### DATA SUPPLIED ###

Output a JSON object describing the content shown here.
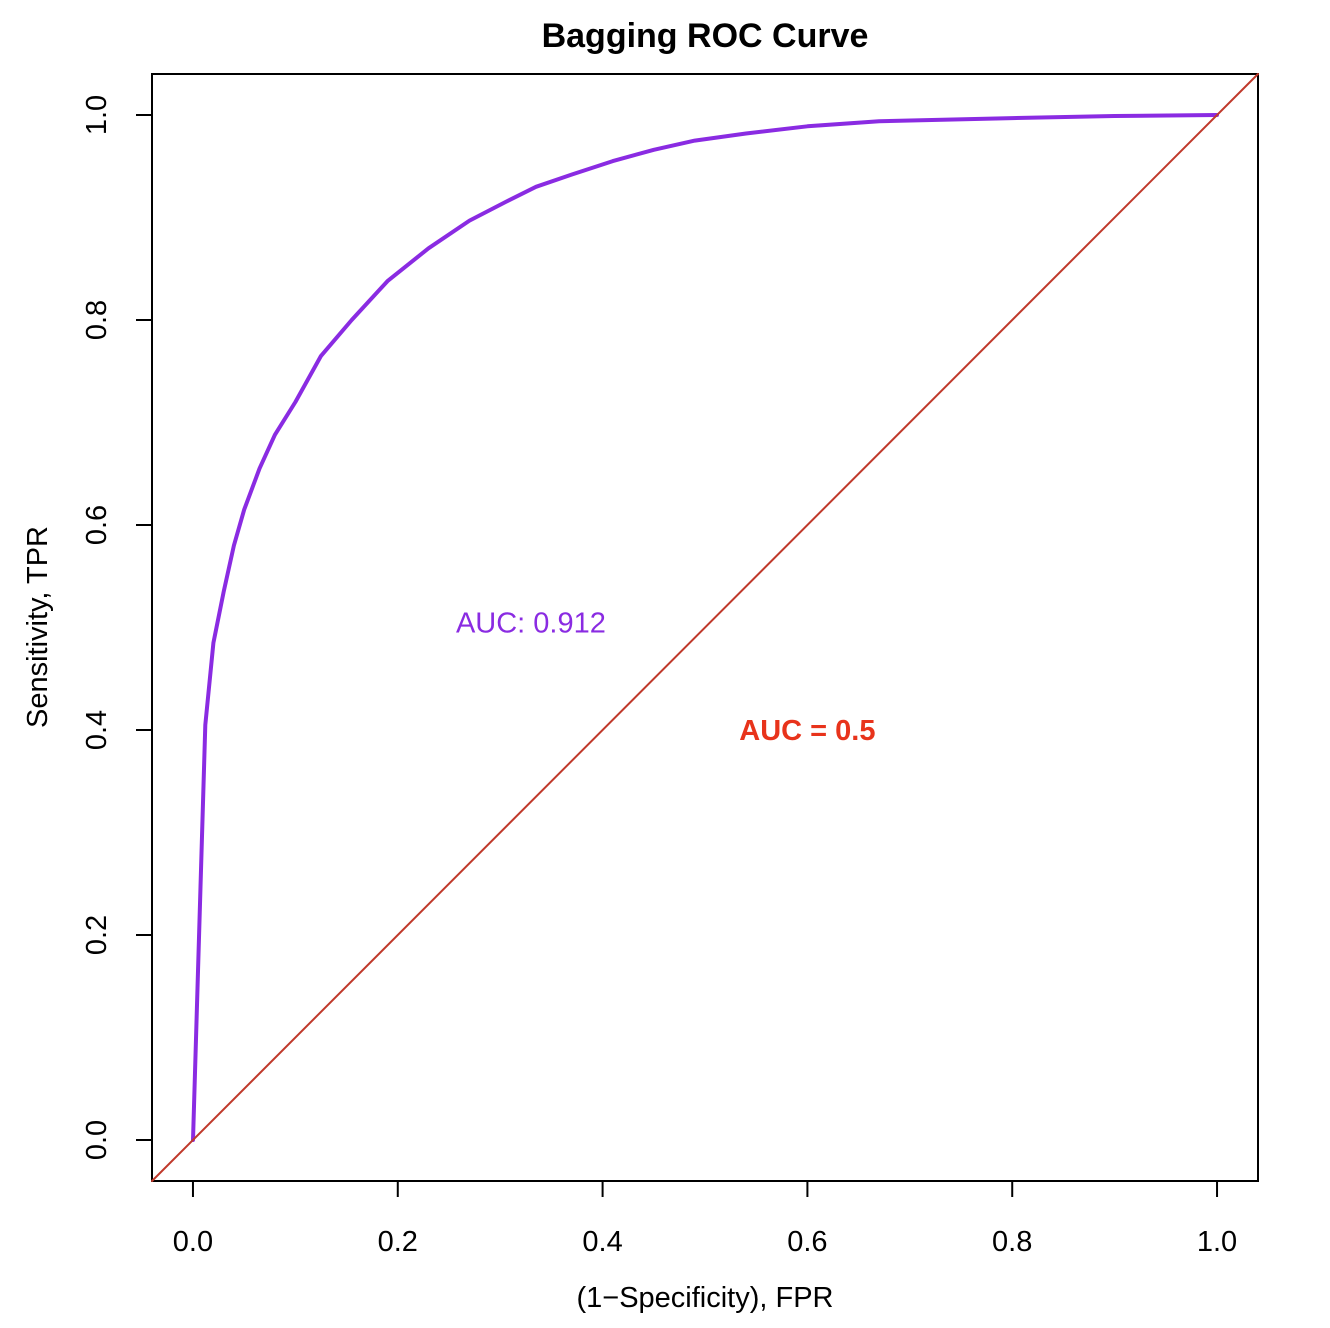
{
  "chart_data": {
    "type": "line",
    "title": "Bagging ROC Curve",
    "xlabel": "(1−Specificity), FPR",
    "ylabel": "Sensitivity, TPR",
    "xlim": [
      -0.04,
      1.04
    ],
    "ylim": [
      -0.04,
      1.04
    ],
    "xticks": [
      "0.0",
      "0.2",
      "0.4",
      "0.6",
      "0.8",
      "1.0"
    ],
    "yticks": [
      "0.0",
      "0.2",
      "0.4",
      "0.6",
      "0.8",
      "1.0"
    ],
    "grid": false,
    "series": [
      {
        "color": "#8a2be2",
        "x": [
          0.0,
          0.012,
          0.02,
          0.03,
          0.04,
          0.05,
          0.065,
          0.08,
          0.1,
          0.125,
          0.155,
          0.19,
          0.23,
          0.27,
          0.305,
          0.335,
          0.37,
          0.41,
          0.45,
          0.49,
          0.54,
          0.6,
          0.67,
          0.8,
          0.9,
          1.0
        ],
        "y": [
          0.0,
          0.405,
          0.485,
          0.535,
          0.58,
          0.615,
          0.655,
          0.688,
          0.72,
          0.765,
          0.8,
          0.838,
          0.87,
          0.897,
          0.915,
          0.93,
          0.942,
          0.955,
          0.966,
          0.975,
          0.982,
          0.989,
          0.994,
          0.997,
          0.999,
          1.0
        ]
      },
      {
        "color": "#c0392b",
        "x": [
          -0.04,
          1.04
        ],
        "y": [
          -0.04,
          1.04
        ]
      }
    ],
    "annotations": [
      {
        "text": "AUC: 0.912",
        "x": 0.33,
        "y": 0.505,
        "color": "#8a2be2",
        "bold": false
      },
      {
        "text": "AUC = 0.5",
        "x": 0.6,
        "y": 0.4,
        "color": "#e8331b",
        "bold": true
      }
    ]
  }
}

###

● **DESCRIPTION OF THE TASK**
Do not include the images; transcribe the rest of the listing exactly.

● **RESPONSE TO THIS EXERCISE**
Output a JSON object describing the content shown here.
{
  "chart_data": {
    "type": "line",
    "title": "Bagging ROC Curve",
    "xlabel": "(1−Specificity), FPR",
    "ylabel": "Sensitivity, TPR",
    "xlim": [
      -0.04,
      1.04
    ],
    "ylim": [
      -0.04,
      1.04
    ],
    "xticks": [
      "0.0",
      "0.2",
      "0.4",
      "0.6",
      "0.8",
      "1.0"
    ],
    "yticks": [
      "0.0",
      "0.2",
      "0.4",
      "0.6",
      "0.8",
      "1.0"
    ],
    "grid": false,
    "series": [
      {
        "color": "#8a2be2",
        "x": [
          0.0,
          0.012,
          0.02,
          0.03,
          0.04,
          0.05,
          0.065,
          0.08,
          0.1,
          0.125,
          0.155,
          0.19,
          0.23,
          0.27,
          0.305,
          0.335,
          0.37,
          0.41,
          0.45,
          0.49,
          0.54,
          0.6,
          0.67,
          0.8,
          0.9,
          1.0
        ],
        "y": [
          0.0,
          0.405,
          0.485,
          0.535,
          0.58,
          0.615,
          0.655,
          0.688,
          0.72,
          0.765,
          0.8,
          0.838,
          0.87,
          0.897,
          0.915,
          0.93,
          0.942,
          0.955,
          0.966,
          0.975,
          0.982,
          0.989,
          0.994,
          0.997,
          0.999,
          1.0
        ]
      },
      {
        "color": "#c0392b",
        "x": [
          -0.04,
          1.04
        ],
        "y": [
          -0.04,
          1.04
        ]
      }
    ],
    "annotations": [
      {
        "text": "AUC: 0.912",
        "x": 0.33,
        "y": 0.505,
        "color": "#8a2be2",
        "bold": false
      },
      {
        "text": "AUC = 0.5",
        "x": 0.6,
        "y": 0.4,
        "color": "#e8331b",
        "bold": true
      }
    ]
  }
}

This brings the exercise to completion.